*What to work on*
Find the lines that hold the word "нити" and return them.

**********

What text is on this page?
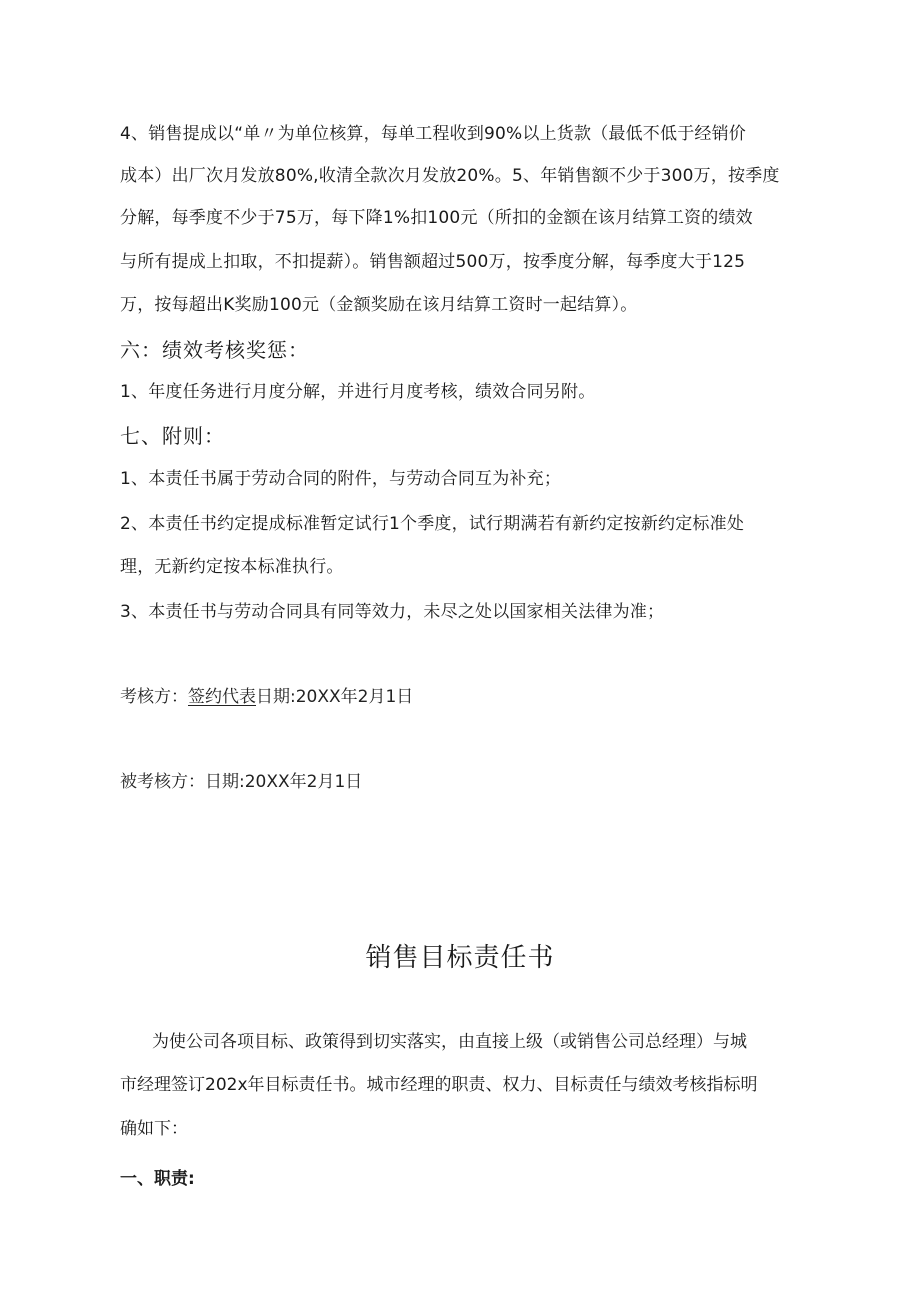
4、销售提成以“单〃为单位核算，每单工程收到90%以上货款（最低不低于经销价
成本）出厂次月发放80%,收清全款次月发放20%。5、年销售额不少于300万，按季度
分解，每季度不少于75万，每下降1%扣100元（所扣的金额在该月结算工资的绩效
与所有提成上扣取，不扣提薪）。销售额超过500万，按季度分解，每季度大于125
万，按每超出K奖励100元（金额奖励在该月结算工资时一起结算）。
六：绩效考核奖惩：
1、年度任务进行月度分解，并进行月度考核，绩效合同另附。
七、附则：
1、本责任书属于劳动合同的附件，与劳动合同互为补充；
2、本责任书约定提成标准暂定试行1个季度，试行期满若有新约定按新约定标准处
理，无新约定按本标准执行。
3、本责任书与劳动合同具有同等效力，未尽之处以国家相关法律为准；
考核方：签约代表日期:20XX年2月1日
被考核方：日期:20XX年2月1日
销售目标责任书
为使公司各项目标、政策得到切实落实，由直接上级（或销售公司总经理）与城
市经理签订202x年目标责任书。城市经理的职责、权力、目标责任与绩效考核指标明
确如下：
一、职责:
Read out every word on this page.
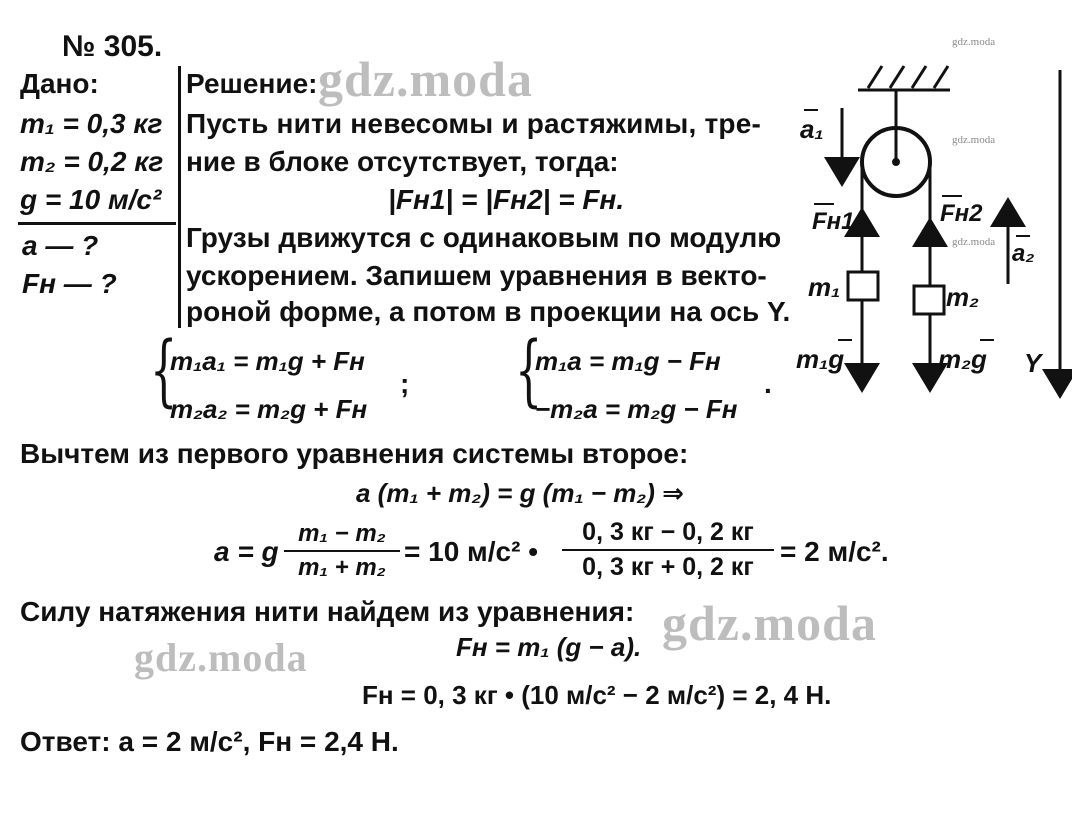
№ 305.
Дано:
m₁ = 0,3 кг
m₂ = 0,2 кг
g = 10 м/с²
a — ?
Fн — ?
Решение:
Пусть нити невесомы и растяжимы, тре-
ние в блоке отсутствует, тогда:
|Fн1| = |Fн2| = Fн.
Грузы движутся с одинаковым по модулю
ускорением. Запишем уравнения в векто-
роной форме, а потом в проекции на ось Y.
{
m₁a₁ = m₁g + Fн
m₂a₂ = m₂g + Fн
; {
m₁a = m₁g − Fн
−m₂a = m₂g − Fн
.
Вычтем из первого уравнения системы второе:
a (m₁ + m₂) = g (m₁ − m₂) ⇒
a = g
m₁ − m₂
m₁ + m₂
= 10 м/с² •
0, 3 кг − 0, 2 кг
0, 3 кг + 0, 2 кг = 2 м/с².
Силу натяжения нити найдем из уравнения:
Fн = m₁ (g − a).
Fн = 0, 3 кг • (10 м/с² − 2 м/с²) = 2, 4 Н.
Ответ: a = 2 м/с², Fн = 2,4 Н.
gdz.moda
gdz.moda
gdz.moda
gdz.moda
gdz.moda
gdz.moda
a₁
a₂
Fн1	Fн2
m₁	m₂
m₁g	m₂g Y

**********

*Finished answer*
Пусть нити невесомы и растяжимы, тре-
Силу натяжения нити найдем из уравнения:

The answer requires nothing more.